Provided text:
Start of Block
    1. Have a system
    2. Be consistent
    Which you are doing. The "when to book expenses" question is a fundamental principle of accounting, and most "basic" systems would tend to book expenses when you pay the cash, not when you agree to the purchase, but your choice is totally reasonable and sounds easier for personal tracking. "Use exactly last year's value as a baseline" is also a very common accounting choice. Often it's "last year's figure plus a random fudge factor for increasing costs" (like 2% or whatever the consumer price index is or whatever you think sounds good for that category).

    Your budget should let you make reasonable predictions about what you can afford in the future, which I think this system can do.

    1. Well, you know I love 1 and 2.

      And yeah, I rounded up costs from last year, but since this is the first year I am really keeping track, I'm hoping that NEXT year I'll have a better idea of what to budget for things like groceries and MTA.

  3. I like using Mint to track my spending, but I think I need to go back to a more manual system as well to keep my costs in check.

    I start with my income, subtract unavoidable or at least temporarily unchangeable costs (these can include rent, utilities, prescriptions, cat food since she tends to eat at a fairly steady rate unlike me.) Then I look at what's left, and figure out if I can allocate the amount to go towards saving that I want to. After that I budget for groceries, restaurants, and then a general everything else category. Sometimes I combine restaurants and everything else. This number is based off of how much money I have left and the idea that I can rarely get my food costs below a certain amount based on experience.

    I really need to get back on track with budgeting and spending tracking, and this is a helpful reminder to revamp my systems as needed, like now.

    1. I think it is the "everything else" category that is the big variable. For some people, it is too daunting to have so many costs undesignated. For me, fewer categories feels like less I need to keep track of.
End of Block
Recorded information:
Start of Block
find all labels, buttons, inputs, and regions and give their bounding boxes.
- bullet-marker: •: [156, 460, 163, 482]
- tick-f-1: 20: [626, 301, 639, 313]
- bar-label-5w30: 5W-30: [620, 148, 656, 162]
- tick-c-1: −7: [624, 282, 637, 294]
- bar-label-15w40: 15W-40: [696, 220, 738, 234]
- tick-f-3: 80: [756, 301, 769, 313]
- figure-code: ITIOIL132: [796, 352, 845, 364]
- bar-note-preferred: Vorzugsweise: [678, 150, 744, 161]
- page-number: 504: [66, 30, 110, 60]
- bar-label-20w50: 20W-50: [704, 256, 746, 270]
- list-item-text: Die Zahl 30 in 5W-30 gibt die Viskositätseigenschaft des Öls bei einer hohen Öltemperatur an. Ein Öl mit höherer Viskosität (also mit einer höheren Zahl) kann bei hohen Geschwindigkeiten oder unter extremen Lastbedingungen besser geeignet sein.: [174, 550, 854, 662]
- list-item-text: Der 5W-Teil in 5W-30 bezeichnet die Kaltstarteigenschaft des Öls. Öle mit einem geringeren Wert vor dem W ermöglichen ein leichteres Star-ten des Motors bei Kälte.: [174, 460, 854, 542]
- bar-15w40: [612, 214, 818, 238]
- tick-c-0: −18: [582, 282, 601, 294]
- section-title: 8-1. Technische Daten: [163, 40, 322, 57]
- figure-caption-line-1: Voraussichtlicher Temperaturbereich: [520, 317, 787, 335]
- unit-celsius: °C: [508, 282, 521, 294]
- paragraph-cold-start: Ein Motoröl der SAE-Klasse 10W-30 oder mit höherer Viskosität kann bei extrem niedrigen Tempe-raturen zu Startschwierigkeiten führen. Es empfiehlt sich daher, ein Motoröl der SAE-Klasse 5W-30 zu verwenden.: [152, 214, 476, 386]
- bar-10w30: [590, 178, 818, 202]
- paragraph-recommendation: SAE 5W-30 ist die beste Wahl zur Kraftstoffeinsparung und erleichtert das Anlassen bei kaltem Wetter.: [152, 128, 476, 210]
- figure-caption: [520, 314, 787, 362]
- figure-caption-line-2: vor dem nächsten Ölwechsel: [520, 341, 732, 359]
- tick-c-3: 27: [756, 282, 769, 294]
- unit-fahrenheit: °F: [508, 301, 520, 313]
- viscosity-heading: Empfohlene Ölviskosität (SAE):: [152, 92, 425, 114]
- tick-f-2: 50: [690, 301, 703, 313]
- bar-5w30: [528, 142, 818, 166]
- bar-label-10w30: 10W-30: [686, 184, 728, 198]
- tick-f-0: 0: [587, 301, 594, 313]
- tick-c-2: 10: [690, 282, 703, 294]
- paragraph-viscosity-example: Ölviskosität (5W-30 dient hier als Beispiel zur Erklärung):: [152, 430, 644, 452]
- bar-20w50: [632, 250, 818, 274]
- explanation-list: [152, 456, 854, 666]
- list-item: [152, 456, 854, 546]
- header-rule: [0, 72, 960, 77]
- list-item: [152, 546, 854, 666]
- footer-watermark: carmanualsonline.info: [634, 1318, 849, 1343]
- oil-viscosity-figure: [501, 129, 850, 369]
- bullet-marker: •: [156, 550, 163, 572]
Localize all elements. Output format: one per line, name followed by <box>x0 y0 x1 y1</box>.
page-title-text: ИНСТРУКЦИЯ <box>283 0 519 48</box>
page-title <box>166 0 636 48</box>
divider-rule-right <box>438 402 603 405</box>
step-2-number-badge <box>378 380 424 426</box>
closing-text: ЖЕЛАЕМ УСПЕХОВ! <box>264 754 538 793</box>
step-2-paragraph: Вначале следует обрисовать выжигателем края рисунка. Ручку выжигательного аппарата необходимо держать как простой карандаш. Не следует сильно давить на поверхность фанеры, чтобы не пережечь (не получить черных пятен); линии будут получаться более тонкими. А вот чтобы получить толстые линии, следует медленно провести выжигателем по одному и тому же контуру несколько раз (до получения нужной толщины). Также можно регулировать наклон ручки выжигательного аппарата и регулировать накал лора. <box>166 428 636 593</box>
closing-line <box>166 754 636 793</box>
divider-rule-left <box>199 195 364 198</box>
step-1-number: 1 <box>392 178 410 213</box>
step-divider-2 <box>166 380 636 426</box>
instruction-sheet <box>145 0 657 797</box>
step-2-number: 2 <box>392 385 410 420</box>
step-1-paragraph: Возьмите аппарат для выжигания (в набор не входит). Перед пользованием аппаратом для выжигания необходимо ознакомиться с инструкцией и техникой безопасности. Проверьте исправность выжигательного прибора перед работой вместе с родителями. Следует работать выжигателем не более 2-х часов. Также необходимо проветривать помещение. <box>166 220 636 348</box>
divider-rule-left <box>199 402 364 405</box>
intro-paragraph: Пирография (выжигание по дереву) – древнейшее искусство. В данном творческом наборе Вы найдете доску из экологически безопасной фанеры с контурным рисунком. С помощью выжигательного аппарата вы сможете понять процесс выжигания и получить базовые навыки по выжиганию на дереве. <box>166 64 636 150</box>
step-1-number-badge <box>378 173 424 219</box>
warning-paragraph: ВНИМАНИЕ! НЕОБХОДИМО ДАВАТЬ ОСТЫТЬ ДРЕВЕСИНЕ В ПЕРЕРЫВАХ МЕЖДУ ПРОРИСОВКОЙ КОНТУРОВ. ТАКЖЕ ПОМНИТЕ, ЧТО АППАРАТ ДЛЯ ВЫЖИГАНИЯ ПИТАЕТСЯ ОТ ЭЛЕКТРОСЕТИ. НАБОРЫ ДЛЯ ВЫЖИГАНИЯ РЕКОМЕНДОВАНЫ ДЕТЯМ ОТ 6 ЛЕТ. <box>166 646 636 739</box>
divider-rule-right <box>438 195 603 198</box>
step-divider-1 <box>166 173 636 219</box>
End of Block
What to do:
[1] In the budgeting comments, which costs does one commenter subtract from income before deciding on savings?
[2] Decide whether each statement agrees with the budgeting comments, answering yes or no and quoting the words that settle it: (a) Most basic systems book an expense when the purchase is agreed to. (b) One commenter sometimes merges restaurants with the everything else category. (c) The person who rounded up last year's costs has kept careful track for several years.
[3] Continue the budgeting comments, starting after the last one.

Written answers:
[1] Unavoidable or at least temporarily unchangeable costs, such as rent, utilities, prescriptions, and cat food.

[2]
(a) No: "most "basic" systems would tend to book expenses when you pay the cash, not when you agree to the purchase"
(b) Yes: "Sometimes I combine restaurants and everything else."
(c) No: "since this is the first year I am really keeping track"

[3]
  4. It's been interesting having an unsteady, unreliable income and relying heavily on bartering. I am used to living at a certain price point so what I do instead of make a budget that fits my income is make my income large enough to cover my necessary and desired expenses. I hold what I hope will be enough money aside from my busy months to cover my slow months and find alternate income streams to get me through the leaner parts of the slow months. I arrive at a cost for my necessary expenses much the way people with more traditional income do: my rent and utilities are what they are, my eating habits are what they are. Like you, I lump everything else into an Everything Else category. Then I make lists of things I'm going to need more of soon, like skincare items or brown winter boots and try to pay for them with the money I considered disposable. If I can't barter for them or pay for them with my disposable money, I try to squeeze more out of my alternate streams. I don't track my expenses at all because they came from income I considered disposable or that existed only to pay for the things. Any money I have left over at the end of the slower season is my savings. I typically manage to save a month of expenses every year. This is a fine cushion for me; it doesn't make me nervous.

    I think this would be a very difficult way for most people to live. It's occasionally challenging. It suits me.

  5. Ali, that sounds really great! I admire your bartering and saving.

  6. Hi Emily! I think it’s a good start that you decided to track and allocate a certain amount to budget your monthly expenses. I agree with Jeremy that you should have a consistent budgeting system so that you can easily recognize and determine any changes in your spending habit and adjust any budget allocations that you may need to.

    Valencia Paz

  7. This is a good start in managing your money and expenses. You should develop a system that would help you track your expenses and help you save up.

    Era Kehoe

  8. It takes a lot of discipline and practice to develop management skills. Handling your finances could be stressful, but if you set your priorities and put aside your wants for a while, everything will be easier. Be disciplined enough to live according to your means.